- **Given exercise**
The listing below is to be output in its exact form.

+---+

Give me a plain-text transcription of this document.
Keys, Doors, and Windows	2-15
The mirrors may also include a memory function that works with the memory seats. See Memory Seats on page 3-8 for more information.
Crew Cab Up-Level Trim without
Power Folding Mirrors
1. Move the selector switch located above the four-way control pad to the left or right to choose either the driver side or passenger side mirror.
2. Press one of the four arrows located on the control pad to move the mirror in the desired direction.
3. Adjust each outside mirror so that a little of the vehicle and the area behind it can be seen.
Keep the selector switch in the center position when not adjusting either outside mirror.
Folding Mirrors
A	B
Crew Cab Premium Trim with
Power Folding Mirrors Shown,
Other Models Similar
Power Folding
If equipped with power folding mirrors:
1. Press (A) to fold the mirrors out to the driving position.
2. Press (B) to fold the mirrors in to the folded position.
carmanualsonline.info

+---+

- **Reply to the task**
Give me a plain-text transcription of this document.
Keys, Doors, and Windows	2-15
The mirrors may also include a memory function that works with the memory seats. See Memory Seats on page 3-8 for more information.
Crew Cab Up-Level Trim without
Power Folding Mirrors
1. Move the selector switch located above the four-way control pad to the left or right to choose either the driver side or passenger side mirror.
2. Press one of the four arrows located on the control pad to move the mirror in the desired direction.
3. Adjust each outside mirror so that a little of the vehicle and the area behind it can be seen.
Keep the selector switch in the center position when not adjusting either outside mirror.
Folding Mirrors
A	B
Crew Cab Premium Trim with
Power Folding Mirrors Shown,
Other Models Similar
Power Folding
If equipped with power folding mirrors:
1. Press (A) to fold the mirrors out to the driving position.
2. Press (B) to fold the mirrors in to the folded position.
carmanualsonline.info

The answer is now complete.